┏━━

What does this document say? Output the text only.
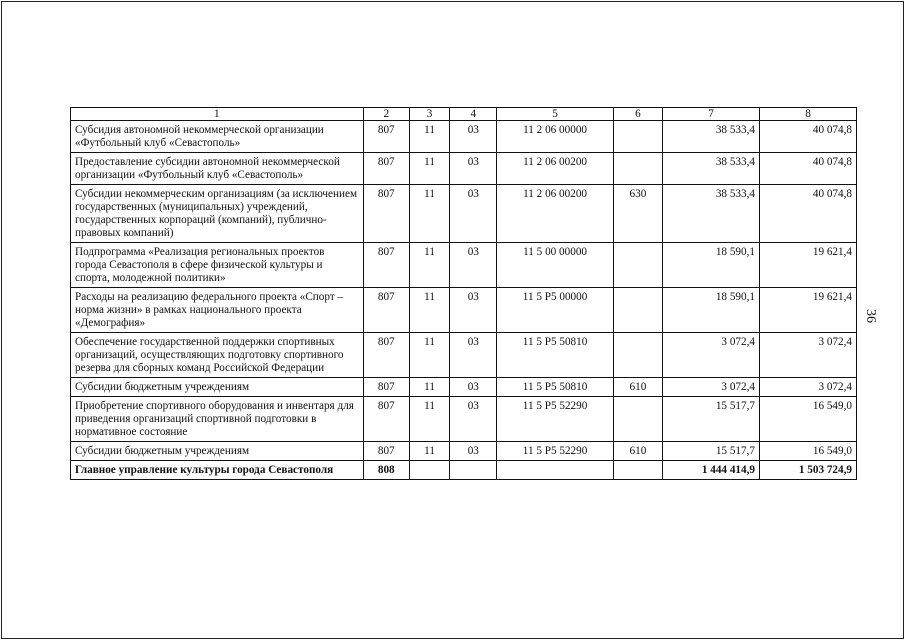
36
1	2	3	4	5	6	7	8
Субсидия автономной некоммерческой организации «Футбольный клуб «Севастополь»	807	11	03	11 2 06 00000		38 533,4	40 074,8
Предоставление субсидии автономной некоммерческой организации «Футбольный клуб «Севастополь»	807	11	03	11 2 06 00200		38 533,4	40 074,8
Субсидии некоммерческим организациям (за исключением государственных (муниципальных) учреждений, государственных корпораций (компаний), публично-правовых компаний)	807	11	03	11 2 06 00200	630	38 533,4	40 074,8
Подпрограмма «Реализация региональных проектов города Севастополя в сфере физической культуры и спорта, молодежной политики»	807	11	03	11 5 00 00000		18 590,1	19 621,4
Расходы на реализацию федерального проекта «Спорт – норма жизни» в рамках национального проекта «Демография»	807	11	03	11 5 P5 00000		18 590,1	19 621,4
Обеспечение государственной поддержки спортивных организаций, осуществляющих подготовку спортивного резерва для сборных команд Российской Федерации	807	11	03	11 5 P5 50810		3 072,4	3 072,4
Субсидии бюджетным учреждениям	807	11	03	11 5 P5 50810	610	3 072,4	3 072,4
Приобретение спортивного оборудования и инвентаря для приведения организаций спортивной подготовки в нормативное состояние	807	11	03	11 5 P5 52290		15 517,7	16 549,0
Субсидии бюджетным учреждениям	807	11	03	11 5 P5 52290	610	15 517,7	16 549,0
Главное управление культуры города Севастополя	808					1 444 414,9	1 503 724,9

┗━━

Omit the pictures and reproduce the listing exactly.

#### Solution to the exercise:
What does this document say? Output the text only.
36
1	2	3	4	5	6	7	8
Субсидия автономной некоммерческой организации «Футбольный клуб «Севастополь»	807	11	03	11 2 06 00000		38 533,4	40 074,8
Предоставление субсидии автономной некоммерческой организации «Футбольный клуб «Севастополь»	807	11	03	11 2 06 00200		38 533,4	40 074,8
Субсидии некоммерческим организациям (за исключением государственных (муниципальных) учреждений, государственных корпораций (компаний), публично-правовых компаний)	807	11	03	11 2 06 00200	630	38 533,4	40 074,8
Подпрограмма «Реализация региональных проектов города Севастополя в сфере физической культуры и спорта, молодежной политики»	807	11	03	11 5 00 00000		18 590,1	19 621,4
Расходы на реализацию федерального проекта «Спорт – норма жизни» в рамках национального проекта «Демография»	807	11	03	11 5 P5 00000		18 590,1	19 621,4
Обеспечение государственной поддержки спортивных организаций, осуществляющих подготовку спортивного резерва для сборных команд Российской Федерации	807	11	03	11 5 P5 50810		3 072,4	3 072,4
Субсидии бюджетным учреждениям	807	11	03	11 5 P5 50810	610	3 072,4	3 072,4
Приобретение спортивного оборудования и инвентаря для приведения организаций спортивной подготовки в нормативное состояние	807	11	03	11 5 P5 52290		15 517,7	16 549,0
Субсидии бюджетным учреждениям	807	11	03	11 5 P5 52290	610	15 517,7	16 549,0
Главное управление культуры города Севастополя	808					1 444 414,9	1 503 724,9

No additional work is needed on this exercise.